Your copy of the material must match it exactly, except that pictures are dropped.

Begin

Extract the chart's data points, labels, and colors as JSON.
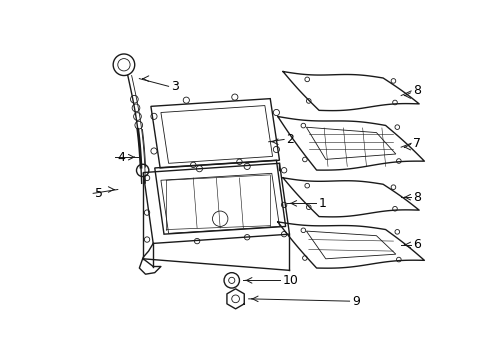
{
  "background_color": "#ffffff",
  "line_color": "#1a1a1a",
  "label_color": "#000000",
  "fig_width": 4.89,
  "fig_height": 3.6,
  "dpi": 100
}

End

**IN RESPONSE**.
Extract the chart's data points, labels, and colors as JSON.
{
  "background_color": "#ffffff",
  "line_color": "#1a1a1a",
  "label_color": "#000000",
  "fig_width": 4.89,
  "fig_height": 3.6,
  "dpi": 100
}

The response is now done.